Carry on the text about KYC requirements in banking from the point where it stops.

TEXT SHOWN »
━━━━━━━━━━━━━━━━━━━━

Usually a superior body like a central bank, Federal Reserve, etc. sets forth the KYC norms in banking, which may differ from one country to another. In many countries, KYC can be a part of more comprehensive regulations. For example, in the United States Customer Identification Program (CIP) is a requirement and provision of the USA Patriot Act, in which financial institutions need to verify the identity of individuals wishing to conduct financial transactions with them.
KYC requirements in banks for individual customers
- Obtaining identity documents, address proof and photograph
- Verification of the identity and the documents provided by the customer.
- Details of social / financial status, origin of income to be transacted, expected value and volume of transactions, etc.
KYC requirements in bank for business customers
- Collecting documents like business registration certificates, financial statements (e.g. P/L accounts and/or Balance Sheet).
- Identity of individuals operating the business
- Understanding the nature of business activity, sources of wealth or income, information about the clients’ business and their location, the purpose of opening the account, social/financial status, the expected origin of the funds to be used within the relationship and details of occupation/employment, expected monthly withdrawals, expected monthly remittance, etc.

━━━━━━━━━━━━━━━━━━━━

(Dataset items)
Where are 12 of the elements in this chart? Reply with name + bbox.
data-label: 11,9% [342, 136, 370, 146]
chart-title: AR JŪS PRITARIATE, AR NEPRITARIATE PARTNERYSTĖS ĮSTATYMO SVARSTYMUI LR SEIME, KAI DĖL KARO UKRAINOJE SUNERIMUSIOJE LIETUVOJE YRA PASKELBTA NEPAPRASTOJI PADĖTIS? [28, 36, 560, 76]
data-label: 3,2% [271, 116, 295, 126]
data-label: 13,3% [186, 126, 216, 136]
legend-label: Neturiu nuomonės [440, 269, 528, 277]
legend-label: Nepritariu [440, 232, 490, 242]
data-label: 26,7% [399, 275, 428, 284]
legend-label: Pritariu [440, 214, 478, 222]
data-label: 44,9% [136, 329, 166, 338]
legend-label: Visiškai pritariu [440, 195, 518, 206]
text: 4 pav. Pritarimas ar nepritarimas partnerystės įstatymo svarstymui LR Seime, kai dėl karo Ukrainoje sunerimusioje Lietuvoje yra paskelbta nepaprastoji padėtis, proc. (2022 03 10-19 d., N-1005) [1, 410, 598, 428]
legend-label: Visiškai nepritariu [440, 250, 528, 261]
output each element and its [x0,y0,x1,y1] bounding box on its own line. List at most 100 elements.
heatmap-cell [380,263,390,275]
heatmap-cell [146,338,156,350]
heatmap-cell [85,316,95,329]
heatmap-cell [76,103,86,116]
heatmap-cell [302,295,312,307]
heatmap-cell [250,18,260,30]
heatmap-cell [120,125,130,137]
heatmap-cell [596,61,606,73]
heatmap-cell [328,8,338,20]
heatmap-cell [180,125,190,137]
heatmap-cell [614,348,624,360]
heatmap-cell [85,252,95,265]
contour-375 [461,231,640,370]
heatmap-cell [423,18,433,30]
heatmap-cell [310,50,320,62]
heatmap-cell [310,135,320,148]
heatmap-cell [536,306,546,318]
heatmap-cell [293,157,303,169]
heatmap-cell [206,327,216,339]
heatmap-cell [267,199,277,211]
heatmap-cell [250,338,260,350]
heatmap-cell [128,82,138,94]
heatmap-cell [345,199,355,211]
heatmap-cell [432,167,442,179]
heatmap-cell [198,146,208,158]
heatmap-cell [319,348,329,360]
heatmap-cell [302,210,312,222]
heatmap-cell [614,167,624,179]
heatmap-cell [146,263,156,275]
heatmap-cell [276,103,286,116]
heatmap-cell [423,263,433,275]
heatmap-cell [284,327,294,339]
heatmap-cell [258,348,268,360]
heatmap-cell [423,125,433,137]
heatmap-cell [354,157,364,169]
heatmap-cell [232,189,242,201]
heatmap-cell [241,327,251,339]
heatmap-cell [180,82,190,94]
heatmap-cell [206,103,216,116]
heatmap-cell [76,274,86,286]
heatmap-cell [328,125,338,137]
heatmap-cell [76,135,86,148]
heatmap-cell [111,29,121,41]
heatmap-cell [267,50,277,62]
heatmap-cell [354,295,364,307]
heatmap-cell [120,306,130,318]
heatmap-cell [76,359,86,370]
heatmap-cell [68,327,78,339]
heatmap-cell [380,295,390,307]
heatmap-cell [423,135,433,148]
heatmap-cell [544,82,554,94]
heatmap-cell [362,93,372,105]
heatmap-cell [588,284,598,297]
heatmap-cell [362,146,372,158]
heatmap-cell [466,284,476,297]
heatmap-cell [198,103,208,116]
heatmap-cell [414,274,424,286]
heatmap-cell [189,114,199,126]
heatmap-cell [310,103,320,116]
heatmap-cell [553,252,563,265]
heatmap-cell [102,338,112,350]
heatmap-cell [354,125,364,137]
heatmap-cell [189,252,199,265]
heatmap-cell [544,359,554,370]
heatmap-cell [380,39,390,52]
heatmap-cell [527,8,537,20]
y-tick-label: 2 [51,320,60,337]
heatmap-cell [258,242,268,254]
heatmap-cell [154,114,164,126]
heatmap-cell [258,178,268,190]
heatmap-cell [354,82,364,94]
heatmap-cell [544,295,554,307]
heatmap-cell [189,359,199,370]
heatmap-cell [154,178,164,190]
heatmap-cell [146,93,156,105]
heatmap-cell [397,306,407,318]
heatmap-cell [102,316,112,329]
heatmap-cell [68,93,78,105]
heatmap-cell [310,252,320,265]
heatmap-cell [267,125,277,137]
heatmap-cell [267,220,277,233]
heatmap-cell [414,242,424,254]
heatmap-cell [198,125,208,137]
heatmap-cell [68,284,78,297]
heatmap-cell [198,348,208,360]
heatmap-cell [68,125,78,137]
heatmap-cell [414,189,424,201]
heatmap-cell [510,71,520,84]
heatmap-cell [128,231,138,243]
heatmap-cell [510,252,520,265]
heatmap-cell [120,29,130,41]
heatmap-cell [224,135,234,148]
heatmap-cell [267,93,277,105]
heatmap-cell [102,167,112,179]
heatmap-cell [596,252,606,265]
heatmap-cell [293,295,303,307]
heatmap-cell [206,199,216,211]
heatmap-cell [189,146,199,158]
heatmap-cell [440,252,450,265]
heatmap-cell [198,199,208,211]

━━━━━━━━━━━━━━━━━━━━

REPLY TO THE EXERCISE »
KYC process in banks
- Collection of documents and proof of identity, address (normally done with the photo copies of the government issued IDs)
- Establishment and verification of customer identity
- Screening the identity information against watch-lists, political exposure, etc.
- Understanding the customer profile and nature of his/her activities to ensure that source of customer’s money is not illegal.
- Assessment of the risks and creation of the customer profile on the basis of risks assessed.
- Monitoring of the transactions performed by the customer in accordance with the risk profile and expected behaviour.
Importance of KYC in banking sector
- Some people may not want to show how much money they are earning, even if they are doing it legally, especially when their income attracts high taxes imposed by the government. They can perform high value transactions in cash, which stays undetected from government’s tax collection agencies. These individuals can use bank or financial institutions to clean their money with money laundering tactics. This activity results in loss of revenue and eventually hindered growth of the country.
- If source of the funds is illegal, people may use money laundering tactics to make this illegally obtained money legal.
- Undetected money earned out of criminal activities can make way to terror funding and/or similar activities after laundering. It compromises the national security.
- Performing KYC ensures compliance to regulatory requirements and facilitates a standard and easy on-boarding process for new clients.
- KYC-done customers results in higher level of trust, efficient monitoring of customer behaviour as per their risk profile and standardization of customer identification / authentication.
Can biometrics be used for KYC?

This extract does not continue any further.